**Direction**
Show every line containing "Test" by copying it.

[Dataset records]

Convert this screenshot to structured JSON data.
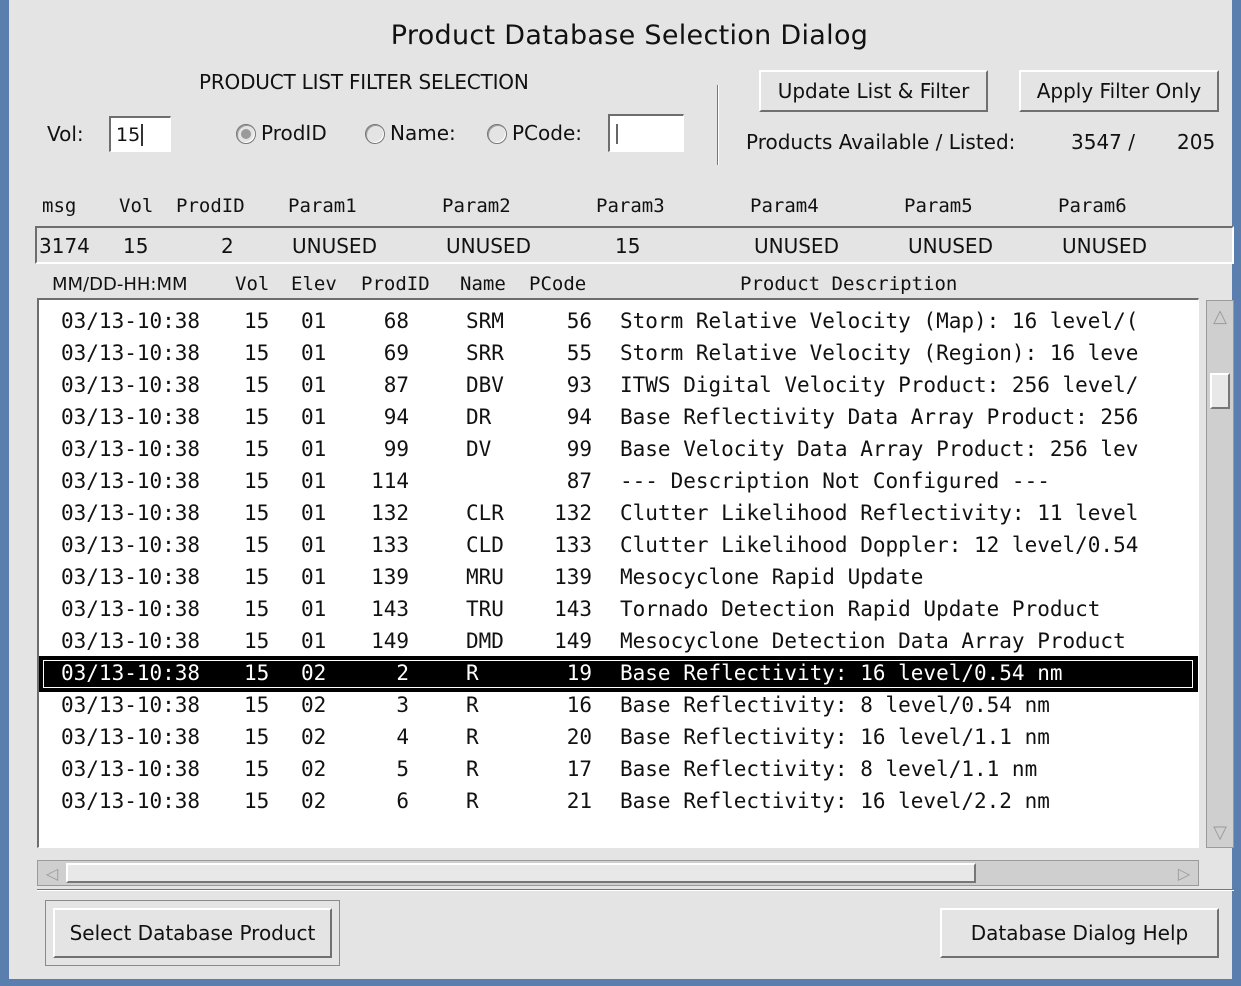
{
  "window": {
    "title": "Product Database Selection Dialog"
  },
  "filter": {
    "section_label": "PRODUCT LIST FILTER SELECTION",
    "vol_label": "Vol:",
    "vol_value": "15",
    "radio_prodid": "ProdID",
    "radio_name": "Name:",
    "radio_pcode": "PCode:",
    "pcode_value": "",
    "selected_radio": "ProdID"
  },
  "buttons": {
    "update": "Update List & Filter",
    "apply": "Apply Filter Only",
    "select": "Select Database Product",
    "help": "Database Dialog Help"
  },
  "products": {
    "label": "Products  Available / Listed:",
    "available": "3547 /",
    "listed": "205"
  },
  "param_header": [
    "msg",
    "Vol",
    "ProdID",
    "Param1",
    "Param2",
    "Param3",
    "Param4",
    "Param5",
    "Param6"
  ],
  "param_values": [
    "3174",
    "15",
    "2",
    "UNUSED",
    "UNUSED",
    "15",
    "UNUSED",
    "UNUSED",
    "UNUSED"
  ],
  "list_header": [
    "MM/DD-HH:MM",
    "Vol",
    "Elev",
    "ProdID",
    "Name",
    "PCode",
    "Product Description"
  ],
  "rows": [
    [
      "03/13-10:38",
      "15",
      "01",
      "68",
      "SRM",
      "56",
      "Storm Relative Velocity (Map): 16 level/("
    ],
    [
      "03/13-10:38",
      "15",
      "01",
      "69",
      "SRR",
      "55",
      "Storm Relative Velocity (Region): 16 leve"
    ],
    [
      "03/13-10:38",
      "15",
      "01",
      "87",
      "DBV",
      "93",
      "ITWS Digital Velocity Product: 256 level/"
    ],
    [
      "03/13-10:38",
      "15",
      "01",
      "94",
      "DR",
      "94",
      "Base Reflectivity Data Array Product: 256"
    ],
    [
      "03/13-10:38",
      "15",
      "01",
      "99",
      "DV",
      "99",
      "Base Velocity Data Array Product: 256 lev"
    ],
    [
      "03/13-10:38",
      "15",
      "01",
      "114",
      "",
      "87",
      "--- Description Not Configured ---"
    ],
    [
      "03/13-10:38",
      "15",
      "01",
      "132",
      "CLR",
      "132",
      "Clutter Likelihood Reflectivity: 11 level"
    ],
    [
      "03/13-10:38",
      "15",
      "01",
      "133",
      "CLD",
      "133",
      "Clutter Likelihood Doppler: 12 level/0.54"
    ],
    [
      "03/13-10:38",
      "15",
      "01",
      "139",
      "MRU",
      "139",
      "Mesocyclone Rapid Update"
    ],
    [
      "03/13-10:38",
      "15",
      "01",
      "143",
      "TRU",
      "143",
      "Tornado Detection Rapid Update Product"
    ],
    [
      "03/13-10:38",
      "15",
      "01",
      "149",
      "DMD",
      "149",
      "Mesocyclone Detection Data Array Product"
    ],
    [
      "03/13-10:38",
      "15",
      "02",
      "2",
      "R",
      "19",
      "Base Reflectivity: 16 level/0.54 nm"
    ],
    [
      "03/13-10:38",
      "15",
      "02",
      "3",
      "R",
      "16",
      "Base Reflectivity: 8 level/0.54 nm"
    ],
    [
      "03/13-10:38",
      "15",
      "02",
      "4",
      "R",
      "20",
      "Base Reflectivity: 16 level/1.1 nm"
    ],
    [
      "03/13-10:38",
      "15",
      "02",
      "5",
      "R",
      "17",
      "Base Reflectivity: 8 level/1.1 nm"
    ],
    [
      "03/13-10:38",
      "15",
      "02",
      "6",
      "R",
      "21",
      "Base Reflectivity: 16 level/2.2 nm"
    ]
  ],
  "selected_row": 11,
  "icons": {
    "scroll_up": "triangle-up-icon",
    "scroll_down": "triangle-down-icon",
    "scroll_left": "triangle-left-icon",
    "scroll_right": "triangle-right-icon"
  }
}
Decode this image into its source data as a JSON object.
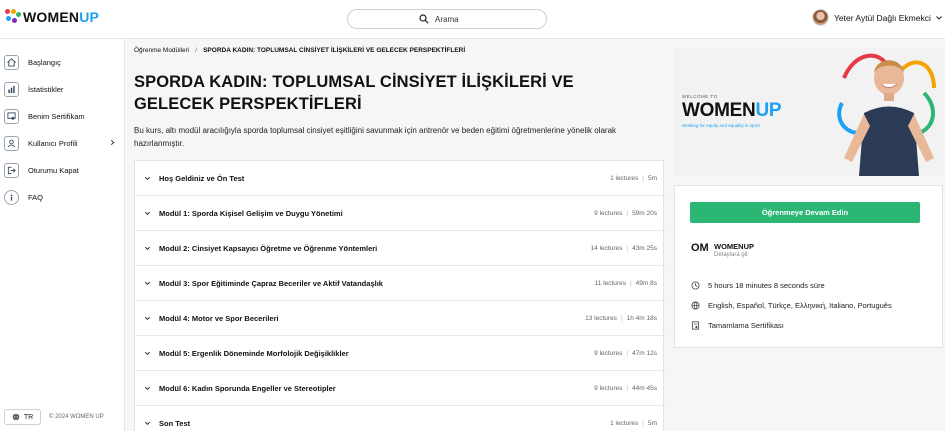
{
  "brand": {
    "name_main": "WOMEN",
    "name_accent": "UP",
    "colors": {
      "accent": "#1da1f2",
      "cta": "#2bb673"
    }
  },
  "search": {
    "placeholder": "Arama"
  },
  "user": {
    "name": "Yeter Aytül Dağlı Ekmekci"
  },
  "sidebar": {
    "items": [
      {
        "label": "Başlangıç",
        "icon": "home-icon"
      },
      {
        "label": "İstatistikler",
        "icon": "chart-icon"
      },
      {
        "label": "Benim Sertifikam",
        "icon": "certificate-icon"
      },
      {
        "label": "Kullanıcı Profili",
        "icon": "user-icon"
      },
      {
        "label": "Oturumu Kapat",
        "icon": "logout-icon"
      },
      {
        "label": "FAQ",
        "icon": "info-icon"
      }
    ],
    "language": "TR",
    "copyright": "© 2024 WOMEN UP"
  },
  "breadcrumb": {
    "parent": "Öğrenme Modülleri",
    "separator": "/",
    "current": "SPORDA KADIN: TOPLUMSAL CİNSİYET İLİŞKİLERİ VE GELECEK PERSPEKTİFLERİ"
  },
  "course": {
    "title": "SPORDA KADIN: TOPLUMSAL CİNSİYET İLİŞKİLERİ VE GELECEK PERSPEKTİFLERİ",
    "description": "Bu kurs, altı modül aracılığıyla sporda toplumsal cinsiyet eşitliğini savunmak için antrenör ve beden eğitimi öğretmenlerine yönelik olarak hazırlanmıştır."
  },
  "modules": [
    {
      "title": "Hoş Geldiniz ve Ön Test",
      "lectures": "1 lectures",
      "duration": "5m"
    },
    {
      "title": "Modül 1: Sporda Kişisel Gelişim ve Duygu Yönetimi",
      "lectures": "9 lectures",
      "duration": "59m 20s"
    },
    {
      "title": "Modül 2: Cinsiyet Kapsayıcı Öğretme ve Öğrenme Yöntemleri",
      "lectures": "14 lectures",
      "duration": "43m 25s"
    },
    {
      "title": "Modül 3: Spor Eğitiminde Çapraz Beceriler ve Aktif Vatandaşlık",
      "lectures": "11 lectures",
      "duration": "49m 8s"
    },
    {
      "title": "Modül 4: Motor ve Spor Becerileri",
      "lectures": "13 lectures",
      "duration": "1h 4m 18s"
    },
    {
      "title": "Modül 5: Ergenlik Döneminde Morfolojik Değişiklikler",
      "lectures": "9 lectures",
      "duration": "47m 12s"
    },
    {
      "title": "Modül 6: Kadın Sporunda Engeller ve Stereotipler",
      "lectures": "9 lectures",
      "duration": "44m 45s"
    },
    {
      "title": "Son Test",
      "lectures": "1 lectures",
      "duration": "5m"
    }
  ],
  "meta_separator": "|",
  "hero": {
    "welcome": "WELCOME TO",
    "logo_main": "WOMEN",
    "logo_accent": "UP",
    "tagline": "Working for equity and equality in sport"
  },
  "panel": {
    "cta_label": "Öğrenmeye Devam Edin",
    "org_logo": "OM",
    "org_name": "WOMENUP",
    "org_link": "Detaylara git",
    "duration": "5 hours 18 minutes 8 seconds süre",
    "languages": "English, Español, Türkçe, Ελληνική, Italiano, Português",
    "certificate": "Tamamlama Sertifikası"
  }
}
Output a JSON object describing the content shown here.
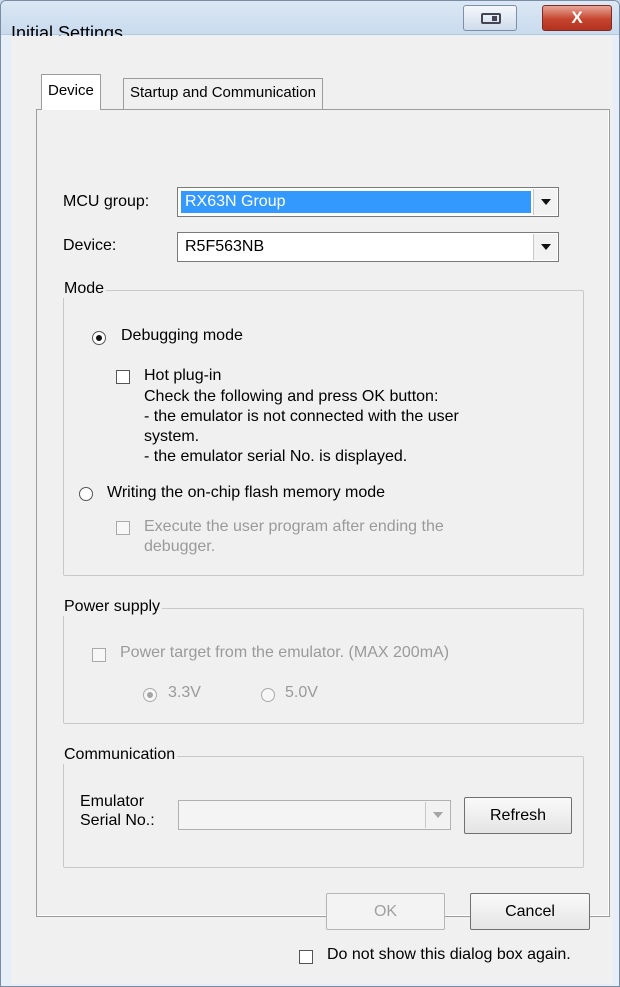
{
  "window": {
    "title": "Initial Settings",
    "close_glyph": "X",
    "restore_icon": "restore-icon"
  },
  "tabs": [
    {
      "label": "Device",
      "active": true
    },
    {
      "label": "Startup and Communication",
      "active": false
    }
  ],
  "device_tab": {
    "mcu_group_label": "MCU group:",
    "mcu_group_value": "RX63N Group",
    "device_label": "Device:",
    "device_value": "R5F563NB",
    "mode": {
      "legend": "Mode",
      "debugging_mode": "Debugging mode",
      "hot_plugin": "Hot plug-in",
      "hot_plugin_help": [
        "Check the following and press OK button:",
        "- the emulator is not connected with the user",
        "system.",
        "- the emulator serial No. is displayed."
      ],
      "writing_mode": "Writing the on-chip flash memory mode",
      "execute_after": [
        "Execute the user program after ending the",
        "debugger."
      ]
    },
    "power": {
      "legend": "Power supply",
      "power_target": "Power target from the emulator. (MAX 200mA)",
      "v33": "3.3V",
      "v50": "5.0V"
    },
    "communication": {
      "legend": "Communication",
      "serial_label": [
        "Emulator",
        "Serial No.:"
      ],
      "serial_value": "",
      "refresh": "Refresh"
    }
  },
  "footer": {
    "ok": "OK",
    "cancel": "Cancel",
    "dont_show": "Do not show this dialog box again."
  },
  "state": {
    "debugging_mode_selected": true,
    "writing_mode_selected": false,
    "hot_plugin_checked": false,
    "execute_after_checked": false,
    "power_target_checked": false,
    "v33_selected": true,
    "dont_show_checked": false
  }
}
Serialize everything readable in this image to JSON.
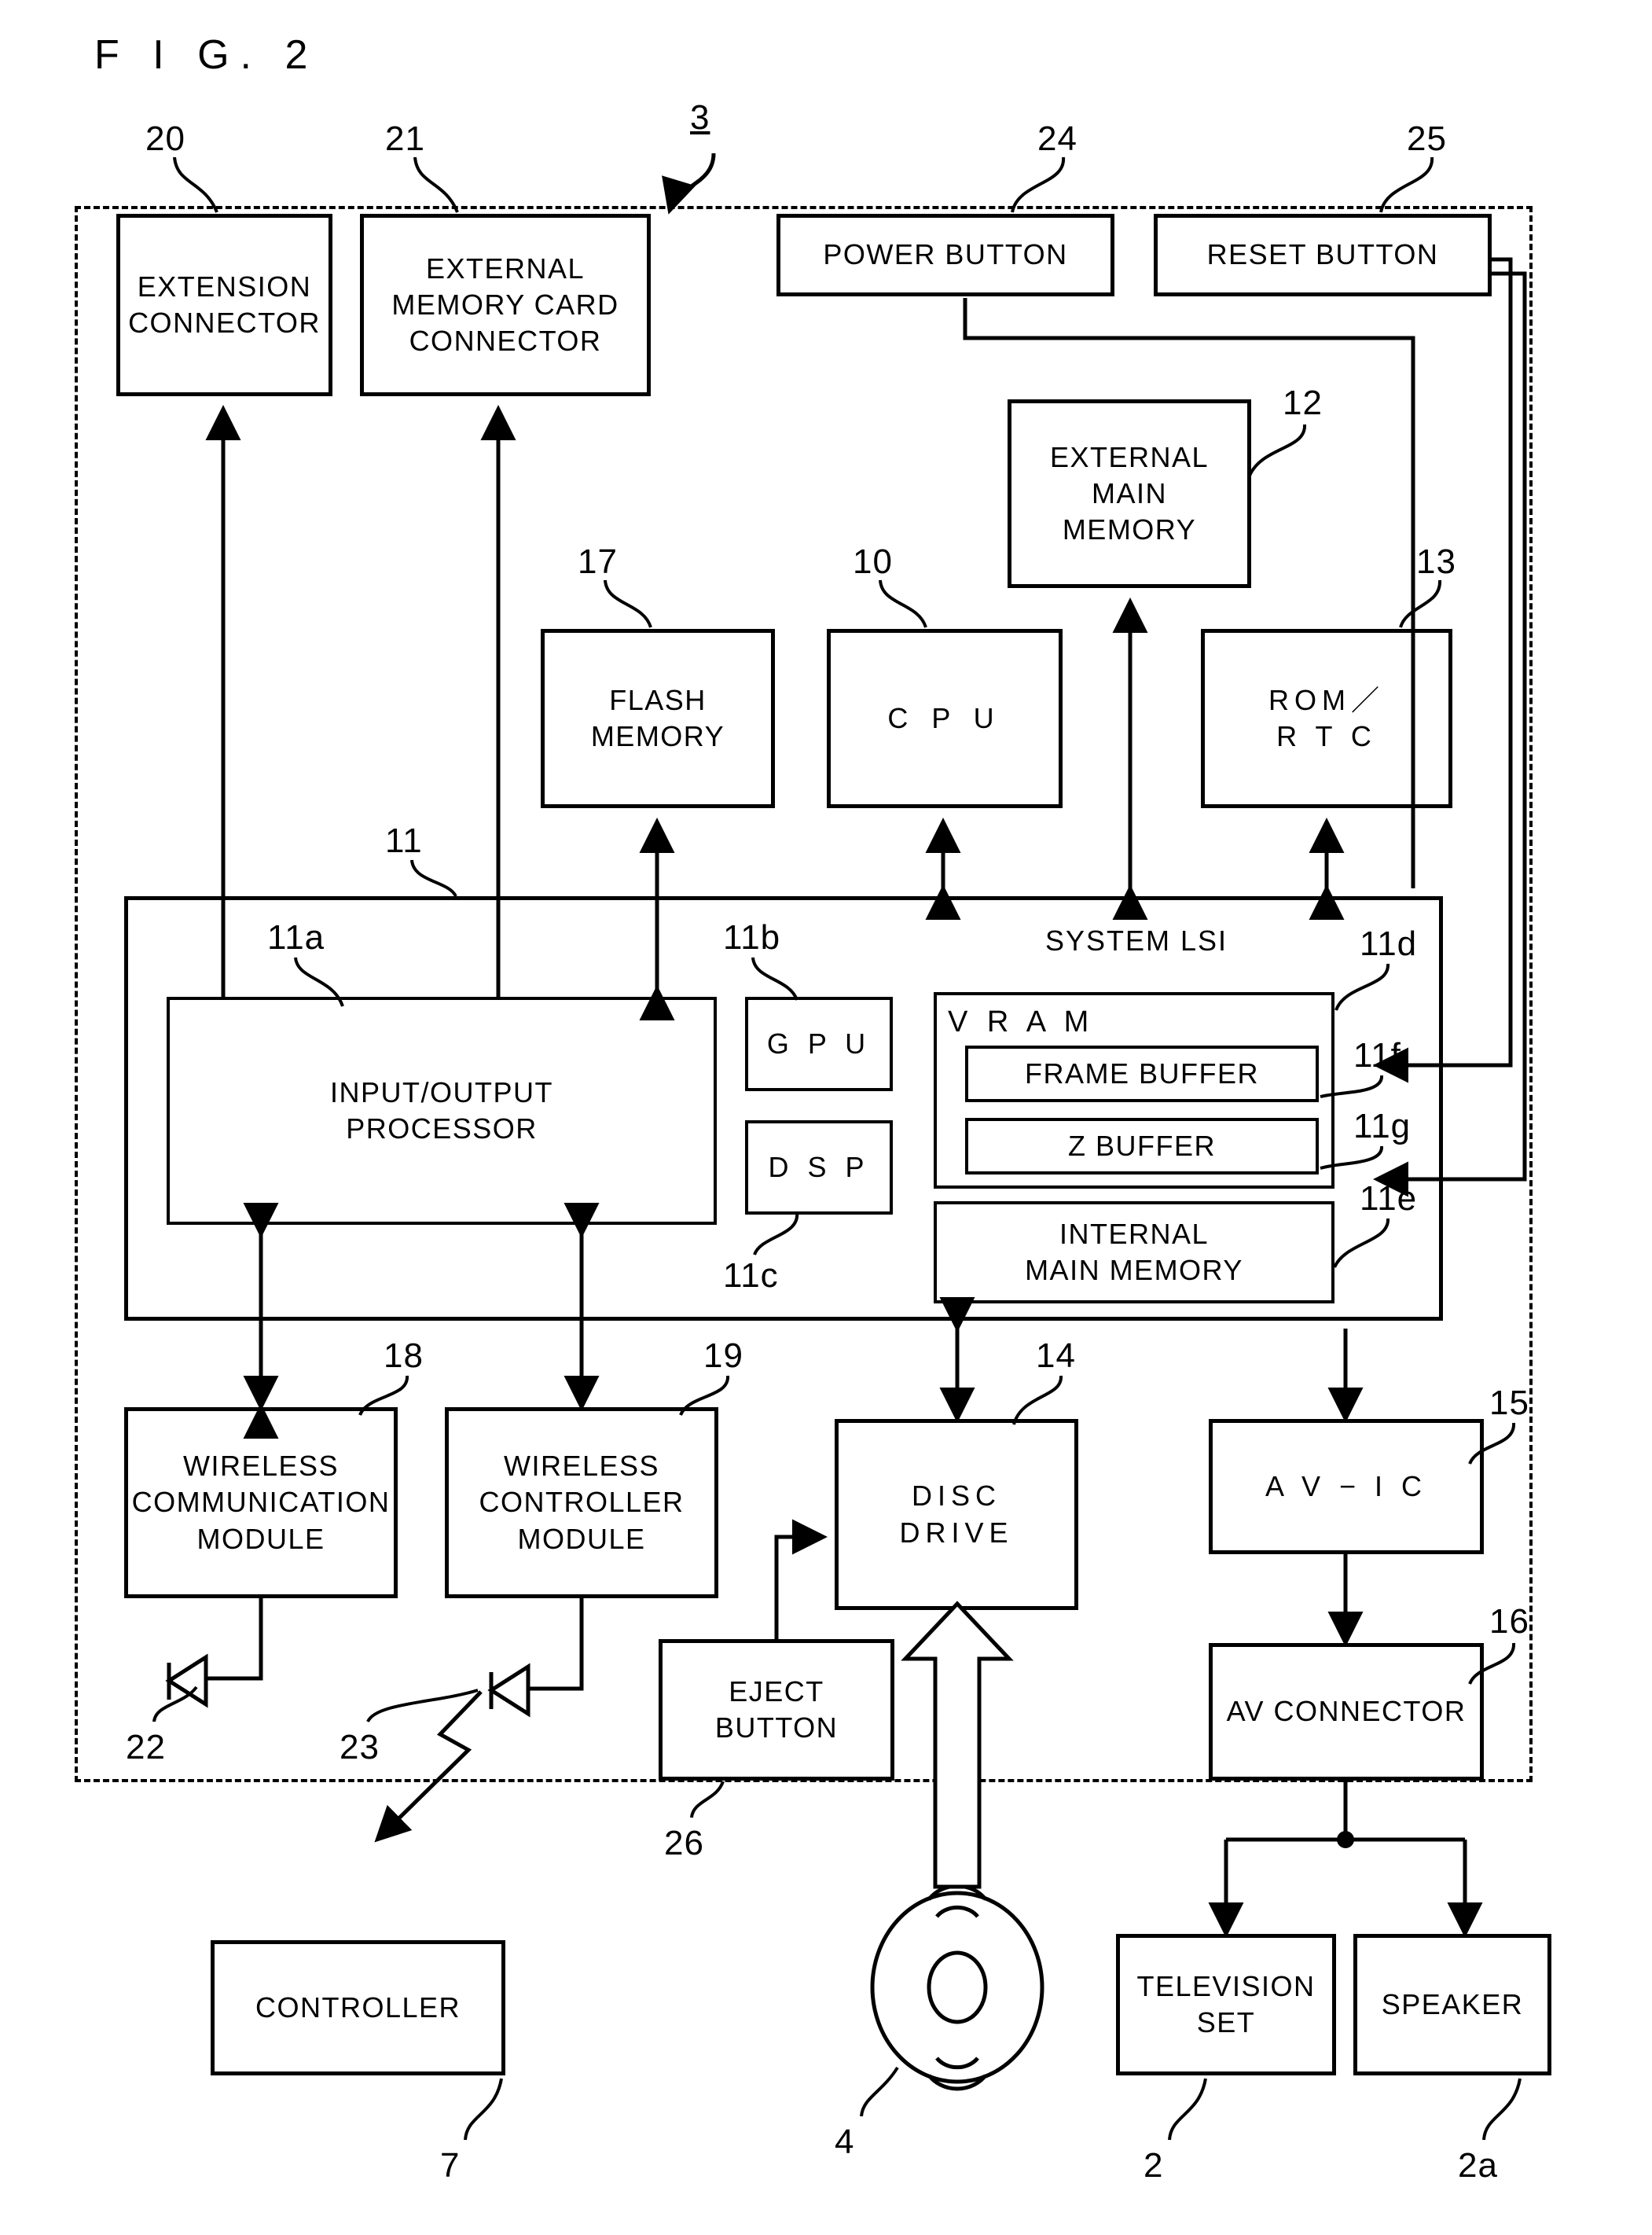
{
  "figure": {
    "title": "F I G.  2",
    "system_ref": "3"
  },
  "blocks": [
    {
      "id": "extension_connector",
      "label": "EXTENSION\nCONNECTOR",
      "ref": "20"
    },
    {
      "id": "external_memory_card",
      "label": "EXTERNAL\nMEMORY CARD\nCONNECTOR",
      "ref": "21"
    },
    {
      "id": "power_button",
      "label": "POWER BUTTON",
      "ref": "24"
    },
    {
      "id": "reset_button",
      "label": "RESET BUTTON",
      "ref": "25"
    },
    {
      "id": "external_main_memory",
      "label": "EXTERNAL\nMAIN\nMEMORY",
      "ref": "12"
    },
    {
      "id": "flash_memory",
      "label": "FLASH\nMEMORY",
      "ref": "17"
    },
    {
      "id": "cpu",
      "label": "C P U",
      "ref": "10"
    },
    {
      "id": "rom_rtc",
      "label": "ROM／\nR T C",
      "ref": "13"
    },
    {
      "id": "system_lsi",
      "label": "SYSTEM LSI",
      "ref": "11"
    },
    {
      "id": "io_processor",
      "label": "INPUT/OUTPUT\nPROCESSOR",
      "ref": "11a"
    },
    {
      "id": "gpu",
      "label": "G P U",
      "ref": "11b"
    },
    {
      "id": "dsp",
      "label": "D S P",
      "ref": "11c"
    },
    {
      "id": "vram",
      "label": "V R A M",
      "ref": "11d"
    },
    {
      "id": "frame_buffer",
      "label": "FRAME BUFFER",
      "ref": "11f"
    },
    {
      "id": "z_buffer",
      "label": "Z BUFFER",
      "ref": "11g"
    },
    {
      "id": "internal_main_memory",
      "label": "INTERNAL\nMAIN MEMORY",
      "ref": "11e"
    },
    {
      "id": "wireless_communication",
      "label": "WIRELESS\nCOMMUNICATION\nMODULE",
      "ref": "18"
    },
    {
      "id": "wireless_controller",
      "label": "WIRELESS\nCONTROLLER\nMODULE",
      "ref": "19"
    },
    {
      "id": "disc_drive",
      "label": "DISC\nDRIVE",
      "ref": "14"
    },
    {
      "id": "av_ic",
      "label": "A V − I C",
      "ref": "15"
    },
    {
      "id": "eject_button",
      "label": "EJECT\nBUTTON",
      "ref": "26"
    },
    {
      "id": "av_connector",
      "label": "AV CONNECTOR",
      "ref": "16"
    },
    {
      "id": "controller",
      "label": "CONTROLLER",
      "ref": "7"
    },
    {
      "id": "television_set",
      "label": "TELEVISION\nSET",
      "ref": "2"
    },
    {
      "id": "speaker",
      "label": "SPEAKER",
      "ref": "2a"
    }
  ],
  "antennas": [
    {
      "id": "antenna_communication",
      "ref": "22"
    },
    {
      "id": "antenna_controller",
      "ref": "23"
    }
  ],
  "optical_disc": {
    "id": "optical_disc",
    "ref": "4"
  },
  "colors": {
    "ink": "#000000",
    "paper": "#ffffff"
  }
}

**Expected answer**
      "title": "Hoş Geldiniz ve Ön Test",
      "title": "Son Test",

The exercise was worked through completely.